* _Problem to solve_
Extract the entries in their exact form.

* _Raw records_

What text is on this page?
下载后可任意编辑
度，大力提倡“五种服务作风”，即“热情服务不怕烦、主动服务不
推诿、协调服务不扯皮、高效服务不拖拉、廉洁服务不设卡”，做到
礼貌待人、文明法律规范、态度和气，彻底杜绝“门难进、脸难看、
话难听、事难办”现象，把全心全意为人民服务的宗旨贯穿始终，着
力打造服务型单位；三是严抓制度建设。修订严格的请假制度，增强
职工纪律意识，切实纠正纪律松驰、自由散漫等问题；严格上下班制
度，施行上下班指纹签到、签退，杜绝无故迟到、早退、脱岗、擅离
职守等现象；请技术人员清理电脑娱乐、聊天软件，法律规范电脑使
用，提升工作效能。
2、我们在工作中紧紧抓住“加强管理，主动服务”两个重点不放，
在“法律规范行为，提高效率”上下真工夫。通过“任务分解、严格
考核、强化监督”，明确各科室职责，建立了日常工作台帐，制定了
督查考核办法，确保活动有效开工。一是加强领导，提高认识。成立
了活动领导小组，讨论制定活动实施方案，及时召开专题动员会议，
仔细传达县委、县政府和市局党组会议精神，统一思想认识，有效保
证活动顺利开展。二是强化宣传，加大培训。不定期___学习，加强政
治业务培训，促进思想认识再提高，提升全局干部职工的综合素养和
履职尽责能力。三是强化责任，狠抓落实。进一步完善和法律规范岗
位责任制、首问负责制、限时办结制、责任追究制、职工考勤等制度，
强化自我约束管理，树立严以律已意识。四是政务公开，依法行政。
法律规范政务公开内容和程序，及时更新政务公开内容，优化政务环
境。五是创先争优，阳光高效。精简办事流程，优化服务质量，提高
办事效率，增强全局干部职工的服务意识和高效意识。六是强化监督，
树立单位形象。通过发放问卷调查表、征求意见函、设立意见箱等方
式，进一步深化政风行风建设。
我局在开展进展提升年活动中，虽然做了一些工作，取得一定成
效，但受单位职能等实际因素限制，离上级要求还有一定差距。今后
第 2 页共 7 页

* _Reply_
What text is on this page?
下载后可任意编辑
度，大力提倡“五种服务作风”，即“热情服务不怕烦、主动服务不
推诿、协调服务不扯皮、高效服务不拖拉、廉洁服务不设卡”，做到
礼貌待人、文明法律规范、态度和气，彻底杜绝“门难进、脸难看、
话难听、事难办”现象，把全心全意为人民服务的宗旨贯穿始终，着
力打造服务型单位；三是严抓制度建设。修订严格的请假制度，增强
职工纪律意识，切实纠正纪律松驰、自由散漫等问题；严格上下班制
度，施行上下班指纹签到、签退，杜绝无故迟到、早退、脱岗、擅离
职守等现象；请技术人员清理电脑娱乐、聊天软件，法律规范电脑使
用，提升工作效能。
2、我们在工作中紧紧抓住“加强管理，主动服务”两个重点不放，
在“法律规范行为，提高效率”上下真工夫。通过“任务分解、严格
考核、强化监督”，明确各科室职责，建立了日常工作台帐，制定了
督查考核办法，确保活动有效开工。一是加强领导，提高认识。成立
了活动领导小组，讨论制定活动实施方案，及时召开专题动员会议，
仔细传达县委、县政府和市局党组会议精神，统一思想认识，有效保
证活动顺利开展。二是强化宣传，加大培训。不定期___学习，加强政
治业务培训，促进思想认识再提高，提升全局干部职工的综合素养和
履职尽责能力。三是强化责任，狠抓落实。进一步完善和法律规范岗
位责任制、首问负责制、限时办结制、责任追究制、职工考勤等制度，
强化自我约束管理，树立严以律已意识。四是政务公开，依法行政。
法律规范政务公开内容和程序，及时更新政务公开内容，优化政务环
境。五是创先争优，阳光高效。精简办事流程，优化服务质量，提高
办事效率，增强全局干部职工的服务意识和高效意识。六是强化监督，
树立单位形象。通过发放问卷调查表、征求意见函、设立意见箱等方
式，进一步深化政风行风建设。
我局在开展进展提升年活动中，虽然做了一些工作，取得一定成
效，但受单位职能等实际因素限制，离上级要求还有一定差距。今后
第 2 页共 7 页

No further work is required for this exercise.